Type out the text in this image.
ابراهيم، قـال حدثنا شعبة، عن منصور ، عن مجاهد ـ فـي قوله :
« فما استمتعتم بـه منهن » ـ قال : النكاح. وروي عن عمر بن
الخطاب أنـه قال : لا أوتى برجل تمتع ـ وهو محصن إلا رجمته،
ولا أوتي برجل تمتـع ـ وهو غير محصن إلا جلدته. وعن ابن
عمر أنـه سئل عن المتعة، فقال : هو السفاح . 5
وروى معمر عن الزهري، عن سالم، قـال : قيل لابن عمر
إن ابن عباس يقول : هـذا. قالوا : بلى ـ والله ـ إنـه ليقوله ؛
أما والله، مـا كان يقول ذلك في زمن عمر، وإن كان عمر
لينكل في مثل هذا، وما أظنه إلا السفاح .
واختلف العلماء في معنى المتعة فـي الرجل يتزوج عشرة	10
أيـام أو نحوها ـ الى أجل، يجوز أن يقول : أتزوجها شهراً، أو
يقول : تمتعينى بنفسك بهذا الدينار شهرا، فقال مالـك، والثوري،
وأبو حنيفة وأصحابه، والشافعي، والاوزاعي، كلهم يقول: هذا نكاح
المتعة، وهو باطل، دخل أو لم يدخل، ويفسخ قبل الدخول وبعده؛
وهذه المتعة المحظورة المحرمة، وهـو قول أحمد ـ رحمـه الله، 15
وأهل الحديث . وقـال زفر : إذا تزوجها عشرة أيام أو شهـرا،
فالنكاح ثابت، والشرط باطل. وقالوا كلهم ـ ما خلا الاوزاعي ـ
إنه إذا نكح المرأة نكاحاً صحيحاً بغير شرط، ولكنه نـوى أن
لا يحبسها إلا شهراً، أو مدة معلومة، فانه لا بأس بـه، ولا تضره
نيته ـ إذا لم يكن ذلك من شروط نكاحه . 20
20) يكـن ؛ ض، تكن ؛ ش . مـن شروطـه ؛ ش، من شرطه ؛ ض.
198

What is expected: For this exercise, gather every line of the data that contains the word "كلهم".

In response:
وأبو حنيفة وأصحابه، والشافعي، والاوزاعي، كلهم يقول: هذا نكاح
فالنكاح ثابت، والشرط باطل. وقالوا كلهم ـ ما خلا الاوزاعي ـ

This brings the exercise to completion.